[Problem details]
Each entry must be given again exactly; images do not belong in the copy.

[The records]
· · · ·

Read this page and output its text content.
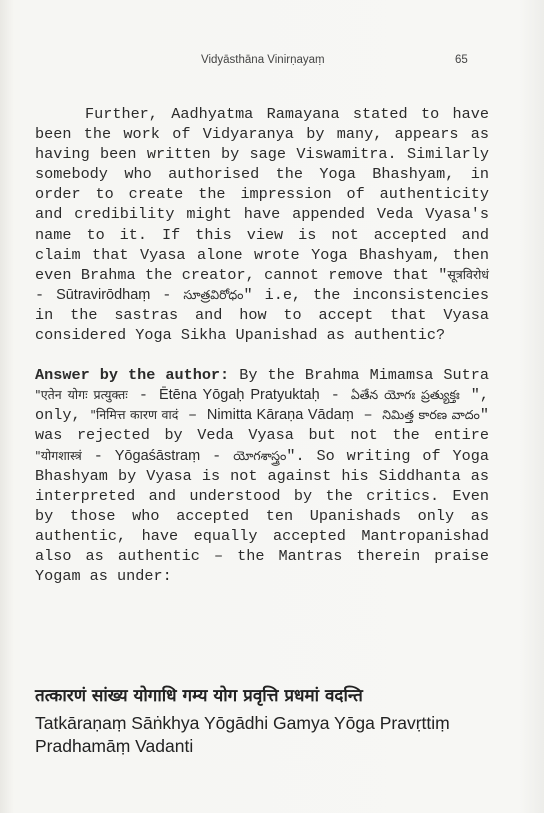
Vidyāsthāna Vinirṇayaṃ	65

Further, Aadhyatma Ramayana stated to have been the work of Vidyaranya by many, appears as having been written by sage Viswamitra. Similarly somebody who authorised the Yoga Bhashyam, in order to create the impression of authenticity and credibility might have appended Veda Vyasa's name to it. If this view is not accepted and claim that Vyasa alone wrote Yoga Bhashyam, then even Brahma the creator, cannot remove that "सूत्रविरोधं - Sūtravirōdhaṃ - సూత్రవిరోధం" i.e, the inconsistencies in the sastras and how to accept that Vyasa considered Yoga Sikha Upanishad as authentic?

Answer by the author: By the Brahma Mimamsa Sutra "एतेन योगः प्रत्युक्तः - Ētēna Yōgaḥ Pratyuktaḥ - ఏతేన యోగః ప్రత్యుక్తః ", only, "निमित्त कारण वादं – Nimitta Kāraṇa Vādaṃ – నిమిత్త కారణ వాదం" was rejected by Veda Vyasa but not the entire "योगशास्त्रं - Yōgaśāstraṃ - యోగశాస్త్రం". So writing of Yoga Bhashyam by Vyasa is not against his Siddhanta as interpreted and understood by the critics. Even by those who accepted ten Upanishads only as authentic, have equally accepted Mantropanishad also as authentic – the Mantras therein praise Yogam as under:

तत्कारणं सांख्य योगाधि गम्य योग प्रवृत्ति प्रधमां वदन्ति
Tatkāraṇaṃ Sāṅkhya Yōgādhi Gamya Yōga Pravṛttiṃ
Pradhamāṃ Vadanti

· · · ·

[Finished task]
Read this page and output its text content.
Vidyāsthāna Vinirṇayaṃ	65

Further, Aadhyatma Ramayana stated to have been the work of Vidyaranya by many, appears as having been written by sage Viswamitra. Similarly somebody who authorised the Yoga Bhashyam, in order to create the impression of authenticity and credibility might have appended Veda Vyasa's name to it. If this view is not accepted and claim that Vyasa alone wrote Yoga Bhashyam, then even Brahma the creator, cannot remove that "सूत्रविरोधं - Sūtravirōdhaṃ - సూత్రవిరోధం" i.e, the inconsistencies in the sastras and how to accept that Vyasa considered Yoga Sikha Upanishad as authentic?

Answer by the author: By the Brahma Mimamsa Sutra "एतेन योगः प्रत्युक्तः - Ētēna Yōgaḥ Pratyuktaḥ - ఏతేన యోగః ప్రత్యుక్తః ", only, "निमित्त कारण वादं – Nimitta Kāraṇa Vādaṃ – నిమిత్త కారణ వాదం" was rejected by Veda Vyasa but not the entire "योगशास्त्रं - Yōgaśāstraṃ - యోగశాస్త్రం". So writing of Yoga Bhashyam by Vyasa is not against his Siddhanta as interpreted and understood by the critics. Even by those who accepted ten Upanishads only as authentic, have equally accepted Mantropanishad also as authentic – the Mantras therein praise Yogam as under:

तत्कारणं सांख्य योगाधि गम्य योग प्रवृत्ति प्रधमां वदन्ति
Tatkāraṇaṃ Sāṅkhya Yōgādhi Gamya Yōga Pravṛttiṃ
Pradhamāṃ Vadanti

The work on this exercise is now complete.